Start of Entries

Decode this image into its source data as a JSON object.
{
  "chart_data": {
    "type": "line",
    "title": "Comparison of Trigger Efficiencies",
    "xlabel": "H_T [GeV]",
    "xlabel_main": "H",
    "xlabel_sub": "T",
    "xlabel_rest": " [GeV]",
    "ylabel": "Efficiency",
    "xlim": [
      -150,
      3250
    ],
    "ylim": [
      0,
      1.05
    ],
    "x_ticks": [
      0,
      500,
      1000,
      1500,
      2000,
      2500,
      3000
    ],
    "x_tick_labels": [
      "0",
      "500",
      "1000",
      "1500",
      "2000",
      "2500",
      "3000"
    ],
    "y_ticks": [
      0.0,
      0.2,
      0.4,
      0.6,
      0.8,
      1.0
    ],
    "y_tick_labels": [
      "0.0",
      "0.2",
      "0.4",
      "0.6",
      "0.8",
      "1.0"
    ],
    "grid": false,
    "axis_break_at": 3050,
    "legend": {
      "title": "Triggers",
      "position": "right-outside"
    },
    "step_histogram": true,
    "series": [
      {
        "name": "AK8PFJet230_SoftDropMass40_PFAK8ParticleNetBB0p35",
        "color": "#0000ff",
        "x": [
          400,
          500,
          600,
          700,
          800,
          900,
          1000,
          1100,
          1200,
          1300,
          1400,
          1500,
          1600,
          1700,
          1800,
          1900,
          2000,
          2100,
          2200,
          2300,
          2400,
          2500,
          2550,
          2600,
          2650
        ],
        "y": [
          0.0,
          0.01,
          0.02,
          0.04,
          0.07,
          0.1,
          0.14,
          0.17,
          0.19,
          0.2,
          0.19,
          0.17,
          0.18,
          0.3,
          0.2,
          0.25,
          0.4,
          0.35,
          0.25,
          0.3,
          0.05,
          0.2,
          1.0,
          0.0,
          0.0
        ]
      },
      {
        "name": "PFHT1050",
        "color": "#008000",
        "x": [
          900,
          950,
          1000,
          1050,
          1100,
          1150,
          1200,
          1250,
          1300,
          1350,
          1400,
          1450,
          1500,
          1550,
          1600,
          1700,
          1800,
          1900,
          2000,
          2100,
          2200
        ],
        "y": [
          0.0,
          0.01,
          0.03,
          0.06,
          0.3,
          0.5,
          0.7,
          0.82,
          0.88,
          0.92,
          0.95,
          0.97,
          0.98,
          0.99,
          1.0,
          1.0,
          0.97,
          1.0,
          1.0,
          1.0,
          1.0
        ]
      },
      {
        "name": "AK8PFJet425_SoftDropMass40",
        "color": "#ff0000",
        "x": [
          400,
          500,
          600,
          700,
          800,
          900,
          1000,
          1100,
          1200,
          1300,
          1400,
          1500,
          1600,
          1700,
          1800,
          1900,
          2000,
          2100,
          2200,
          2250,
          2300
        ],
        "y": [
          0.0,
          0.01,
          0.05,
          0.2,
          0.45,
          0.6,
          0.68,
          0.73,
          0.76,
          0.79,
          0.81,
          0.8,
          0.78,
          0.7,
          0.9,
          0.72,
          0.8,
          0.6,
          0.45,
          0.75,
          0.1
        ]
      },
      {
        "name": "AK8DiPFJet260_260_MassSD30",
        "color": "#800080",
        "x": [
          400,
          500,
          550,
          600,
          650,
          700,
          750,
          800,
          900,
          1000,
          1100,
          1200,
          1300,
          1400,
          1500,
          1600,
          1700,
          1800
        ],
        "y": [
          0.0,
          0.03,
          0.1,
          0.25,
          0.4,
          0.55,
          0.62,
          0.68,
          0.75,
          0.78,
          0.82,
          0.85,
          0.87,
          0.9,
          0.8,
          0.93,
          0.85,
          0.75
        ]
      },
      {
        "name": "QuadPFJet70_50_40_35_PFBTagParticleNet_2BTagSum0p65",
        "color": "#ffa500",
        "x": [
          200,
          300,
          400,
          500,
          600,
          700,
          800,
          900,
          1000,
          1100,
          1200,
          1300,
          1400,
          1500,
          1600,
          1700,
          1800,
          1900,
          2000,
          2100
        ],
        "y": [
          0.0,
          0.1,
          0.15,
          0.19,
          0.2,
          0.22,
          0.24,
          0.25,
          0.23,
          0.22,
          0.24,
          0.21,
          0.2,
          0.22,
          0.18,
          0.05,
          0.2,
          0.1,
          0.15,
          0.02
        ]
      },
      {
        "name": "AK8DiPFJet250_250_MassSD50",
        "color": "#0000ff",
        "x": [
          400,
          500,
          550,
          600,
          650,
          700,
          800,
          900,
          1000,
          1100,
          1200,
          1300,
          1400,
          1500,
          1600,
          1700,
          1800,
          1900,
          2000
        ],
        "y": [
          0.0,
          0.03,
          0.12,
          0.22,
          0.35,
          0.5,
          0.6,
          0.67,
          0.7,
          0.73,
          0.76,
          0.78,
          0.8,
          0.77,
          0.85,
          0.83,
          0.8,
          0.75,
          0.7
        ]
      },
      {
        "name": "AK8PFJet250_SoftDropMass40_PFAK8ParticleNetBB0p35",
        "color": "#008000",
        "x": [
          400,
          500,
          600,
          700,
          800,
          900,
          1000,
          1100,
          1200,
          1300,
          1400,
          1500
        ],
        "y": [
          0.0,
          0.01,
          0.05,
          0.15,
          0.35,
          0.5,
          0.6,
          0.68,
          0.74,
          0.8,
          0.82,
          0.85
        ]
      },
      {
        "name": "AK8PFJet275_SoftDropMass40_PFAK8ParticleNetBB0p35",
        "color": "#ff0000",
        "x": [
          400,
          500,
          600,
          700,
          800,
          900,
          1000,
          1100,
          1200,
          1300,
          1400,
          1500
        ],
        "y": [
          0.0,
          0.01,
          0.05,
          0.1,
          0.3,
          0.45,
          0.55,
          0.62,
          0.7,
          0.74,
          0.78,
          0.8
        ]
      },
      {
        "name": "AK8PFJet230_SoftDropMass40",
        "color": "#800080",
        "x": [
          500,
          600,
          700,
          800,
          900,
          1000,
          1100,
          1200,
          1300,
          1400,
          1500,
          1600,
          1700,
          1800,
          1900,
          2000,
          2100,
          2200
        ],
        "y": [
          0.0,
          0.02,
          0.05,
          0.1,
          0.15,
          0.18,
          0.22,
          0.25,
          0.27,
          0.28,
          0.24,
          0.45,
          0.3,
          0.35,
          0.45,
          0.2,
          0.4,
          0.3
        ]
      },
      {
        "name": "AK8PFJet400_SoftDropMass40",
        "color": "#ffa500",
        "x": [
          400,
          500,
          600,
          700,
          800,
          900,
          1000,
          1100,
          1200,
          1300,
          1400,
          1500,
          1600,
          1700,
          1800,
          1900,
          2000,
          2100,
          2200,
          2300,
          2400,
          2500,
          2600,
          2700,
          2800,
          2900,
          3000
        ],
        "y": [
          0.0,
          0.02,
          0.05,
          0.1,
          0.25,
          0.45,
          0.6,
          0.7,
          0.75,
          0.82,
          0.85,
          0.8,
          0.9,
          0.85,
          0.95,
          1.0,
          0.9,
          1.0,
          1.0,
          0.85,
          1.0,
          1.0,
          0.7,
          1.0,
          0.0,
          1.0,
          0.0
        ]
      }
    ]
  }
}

End of Entries

### [Given task]
In the records above, find each line that holds the word "name"; copy all such lines.

### [Answer to this exercise]
        "name": "AK8PFJet230_SoftDropMass40_PFAK8ParticleNetBB0p35",
        "name": "PFHT1050",
        "name": "AK8PFJet425_SoftDropMass40",
        "name": "AK8DiPFJet260_260_MassSD30",
        "name": "QuadPFJet70_50_40_35_PFBTagParticleNet_2BTagSum0p65",
        "name": "AK8DiPFJet250_250_MassSD50",
        "name": "AK8PFJet250_SoftDropMass40_PFAK8ParticleNetBB0p35",
        "name": "AK8PFJet275_SoftDropMass40_PFAK8ParticleNetBB0p35",
        "name": "AK8PFJet230_SoftDropMass40",
        "name": "AK8PFJet400_SoftDropMass40",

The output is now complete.